* start Provided material *
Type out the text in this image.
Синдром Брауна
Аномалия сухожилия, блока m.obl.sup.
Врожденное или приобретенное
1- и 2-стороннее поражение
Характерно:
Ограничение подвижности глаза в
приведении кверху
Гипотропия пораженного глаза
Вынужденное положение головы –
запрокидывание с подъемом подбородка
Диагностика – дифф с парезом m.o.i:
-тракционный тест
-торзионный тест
* end Provided material *
What to produce → From the listing above, extract all records word for word.

Solution to this task →
Type out the text in this image.
Синдром Брауна
Аномалия сухожилия, блока m.obl.sup.
Врожденное или приобретенное
1- и 2-стороннее поражение
Характерно:
Ограничение подвижности глаза в
приведении кверху
Гипотропия пораженного глаза
Вынужденное положение головы –
запрокидывание с подъемом подбородка
Диагностика – дифф с парезом m.o.i:
-тракционный тест
-торзионный тест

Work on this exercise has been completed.